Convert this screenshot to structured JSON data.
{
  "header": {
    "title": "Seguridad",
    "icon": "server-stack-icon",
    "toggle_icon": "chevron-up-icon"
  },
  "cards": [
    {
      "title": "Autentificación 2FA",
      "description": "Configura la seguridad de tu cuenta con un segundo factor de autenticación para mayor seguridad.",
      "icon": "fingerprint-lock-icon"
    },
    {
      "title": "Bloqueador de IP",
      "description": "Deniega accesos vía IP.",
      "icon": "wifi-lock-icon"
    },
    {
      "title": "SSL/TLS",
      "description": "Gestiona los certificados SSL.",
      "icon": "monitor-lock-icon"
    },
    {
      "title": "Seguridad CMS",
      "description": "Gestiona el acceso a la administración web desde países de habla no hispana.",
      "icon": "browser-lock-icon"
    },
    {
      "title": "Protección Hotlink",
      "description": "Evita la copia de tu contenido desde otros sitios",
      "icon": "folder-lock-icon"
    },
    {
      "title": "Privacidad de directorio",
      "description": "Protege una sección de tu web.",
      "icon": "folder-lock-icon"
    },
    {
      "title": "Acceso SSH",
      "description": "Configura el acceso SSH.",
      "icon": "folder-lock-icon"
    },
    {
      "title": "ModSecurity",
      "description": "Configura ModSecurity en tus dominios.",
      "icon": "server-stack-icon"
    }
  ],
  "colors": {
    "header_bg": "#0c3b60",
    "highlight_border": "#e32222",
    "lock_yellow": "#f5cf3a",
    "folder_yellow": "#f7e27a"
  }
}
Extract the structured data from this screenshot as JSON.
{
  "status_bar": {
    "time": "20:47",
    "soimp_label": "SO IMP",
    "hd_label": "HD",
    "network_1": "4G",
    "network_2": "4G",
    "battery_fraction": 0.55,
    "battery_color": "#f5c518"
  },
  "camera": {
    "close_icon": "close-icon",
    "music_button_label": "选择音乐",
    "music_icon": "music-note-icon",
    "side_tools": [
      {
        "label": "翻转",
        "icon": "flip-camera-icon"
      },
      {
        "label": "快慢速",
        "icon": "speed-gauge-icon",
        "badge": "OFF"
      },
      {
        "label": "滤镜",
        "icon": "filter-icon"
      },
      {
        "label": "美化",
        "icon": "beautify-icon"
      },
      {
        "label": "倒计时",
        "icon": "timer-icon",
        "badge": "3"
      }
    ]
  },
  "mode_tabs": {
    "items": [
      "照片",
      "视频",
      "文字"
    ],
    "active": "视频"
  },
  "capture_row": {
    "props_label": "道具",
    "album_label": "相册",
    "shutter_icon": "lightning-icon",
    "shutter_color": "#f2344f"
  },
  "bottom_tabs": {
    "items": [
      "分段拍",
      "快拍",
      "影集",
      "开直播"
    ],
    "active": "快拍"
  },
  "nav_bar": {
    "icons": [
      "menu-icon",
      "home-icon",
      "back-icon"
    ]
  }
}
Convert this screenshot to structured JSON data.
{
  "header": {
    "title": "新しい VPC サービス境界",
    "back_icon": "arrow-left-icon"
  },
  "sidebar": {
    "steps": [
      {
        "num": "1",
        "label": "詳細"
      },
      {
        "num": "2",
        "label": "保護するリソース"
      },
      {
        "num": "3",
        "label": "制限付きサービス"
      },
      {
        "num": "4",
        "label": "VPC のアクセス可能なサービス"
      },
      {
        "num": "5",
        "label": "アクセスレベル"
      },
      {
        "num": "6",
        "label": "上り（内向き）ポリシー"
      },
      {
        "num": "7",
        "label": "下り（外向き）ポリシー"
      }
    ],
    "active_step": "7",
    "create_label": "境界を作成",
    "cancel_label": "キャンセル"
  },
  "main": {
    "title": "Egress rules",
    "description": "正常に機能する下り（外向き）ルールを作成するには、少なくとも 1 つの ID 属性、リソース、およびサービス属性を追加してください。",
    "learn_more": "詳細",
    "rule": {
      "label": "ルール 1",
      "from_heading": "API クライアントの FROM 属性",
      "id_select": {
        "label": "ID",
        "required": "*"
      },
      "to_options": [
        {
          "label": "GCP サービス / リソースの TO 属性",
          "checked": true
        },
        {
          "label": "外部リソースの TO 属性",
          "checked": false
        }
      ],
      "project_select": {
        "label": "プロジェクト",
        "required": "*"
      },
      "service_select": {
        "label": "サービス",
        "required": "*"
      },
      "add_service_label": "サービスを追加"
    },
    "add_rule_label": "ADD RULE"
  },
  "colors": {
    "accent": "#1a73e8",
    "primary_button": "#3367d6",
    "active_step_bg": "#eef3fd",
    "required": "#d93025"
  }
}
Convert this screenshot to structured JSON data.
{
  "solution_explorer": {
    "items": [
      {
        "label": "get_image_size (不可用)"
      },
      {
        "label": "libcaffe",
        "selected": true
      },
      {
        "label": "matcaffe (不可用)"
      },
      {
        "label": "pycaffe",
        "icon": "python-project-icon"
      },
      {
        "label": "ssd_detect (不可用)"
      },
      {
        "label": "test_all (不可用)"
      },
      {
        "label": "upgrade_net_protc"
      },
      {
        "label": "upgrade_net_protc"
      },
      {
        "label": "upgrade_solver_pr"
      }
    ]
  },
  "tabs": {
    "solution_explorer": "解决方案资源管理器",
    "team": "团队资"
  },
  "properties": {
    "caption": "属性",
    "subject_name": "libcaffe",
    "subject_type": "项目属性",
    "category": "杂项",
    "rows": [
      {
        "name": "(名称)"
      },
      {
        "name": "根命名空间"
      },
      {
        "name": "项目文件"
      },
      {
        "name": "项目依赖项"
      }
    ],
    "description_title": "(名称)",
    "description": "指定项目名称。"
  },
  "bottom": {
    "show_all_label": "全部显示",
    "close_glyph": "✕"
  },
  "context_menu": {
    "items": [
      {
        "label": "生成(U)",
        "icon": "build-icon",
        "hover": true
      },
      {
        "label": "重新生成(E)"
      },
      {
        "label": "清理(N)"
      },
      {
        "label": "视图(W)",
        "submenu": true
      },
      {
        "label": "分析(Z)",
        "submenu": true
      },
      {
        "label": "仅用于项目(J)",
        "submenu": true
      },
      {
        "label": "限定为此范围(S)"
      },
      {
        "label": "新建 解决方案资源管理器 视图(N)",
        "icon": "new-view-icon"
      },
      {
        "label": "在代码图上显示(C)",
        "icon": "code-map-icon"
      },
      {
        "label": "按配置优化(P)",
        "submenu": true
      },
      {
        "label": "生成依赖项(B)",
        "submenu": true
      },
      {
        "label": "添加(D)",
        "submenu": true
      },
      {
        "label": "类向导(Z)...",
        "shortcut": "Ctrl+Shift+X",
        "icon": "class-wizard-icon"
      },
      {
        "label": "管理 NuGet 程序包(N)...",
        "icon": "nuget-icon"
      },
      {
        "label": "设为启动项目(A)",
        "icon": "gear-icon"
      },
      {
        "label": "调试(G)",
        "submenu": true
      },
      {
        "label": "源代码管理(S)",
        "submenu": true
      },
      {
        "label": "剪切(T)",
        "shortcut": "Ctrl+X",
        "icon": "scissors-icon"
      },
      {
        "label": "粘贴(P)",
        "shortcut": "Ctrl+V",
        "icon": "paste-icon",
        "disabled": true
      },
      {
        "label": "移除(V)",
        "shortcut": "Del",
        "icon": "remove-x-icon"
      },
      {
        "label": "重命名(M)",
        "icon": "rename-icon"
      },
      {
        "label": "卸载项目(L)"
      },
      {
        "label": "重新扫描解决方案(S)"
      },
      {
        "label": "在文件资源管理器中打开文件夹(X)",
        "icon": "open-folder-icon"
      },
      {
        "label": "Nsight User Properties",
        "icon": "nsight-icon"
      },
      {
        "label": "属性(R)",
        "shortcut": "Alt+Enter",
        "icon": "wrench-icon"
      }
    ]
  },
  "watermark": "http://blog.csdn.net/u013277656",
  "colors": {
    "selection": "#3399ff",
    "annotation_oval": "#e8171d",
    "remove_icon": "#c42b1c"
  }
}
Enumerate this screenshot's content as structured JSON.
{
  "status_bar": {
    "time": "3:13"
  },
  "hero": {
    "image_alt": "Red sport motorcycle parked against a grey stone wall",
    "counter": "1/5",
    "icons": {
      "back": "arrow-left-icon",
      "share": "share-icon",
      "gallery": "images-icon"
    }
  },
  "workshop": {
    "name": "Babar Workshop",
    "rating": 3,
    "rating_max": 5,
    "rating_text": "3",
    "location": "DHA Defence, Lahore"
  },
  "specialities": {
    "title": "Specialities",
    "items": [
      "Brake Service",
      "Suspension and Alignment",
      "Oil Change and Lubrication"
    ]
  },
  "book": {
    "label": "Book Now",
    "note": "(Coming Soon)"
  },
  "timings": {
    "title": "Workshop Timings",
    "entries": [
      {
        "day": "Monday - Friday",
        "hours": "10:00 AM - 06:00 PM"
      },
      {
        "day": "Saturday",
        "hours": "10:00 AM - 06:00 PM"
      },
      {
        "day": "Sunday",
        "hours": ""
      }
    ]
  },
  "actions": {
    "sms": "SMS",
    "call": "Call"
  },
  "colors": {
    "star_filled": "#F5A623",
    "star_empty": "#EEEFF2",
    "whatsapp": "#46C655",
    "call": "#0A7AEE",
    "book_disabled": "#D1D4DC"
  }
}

====

▶ [Task description] Show, from the material above, each line that includes the string "Configura".

▶ [In response]
      "description": "Configura la seguridad de tu cuenta con un segundo factor de autenticación para mayor seguridad.",
      "description": "Configura el acceso SSH.",
      "description": "Configura ModSecurity en tus dominios.",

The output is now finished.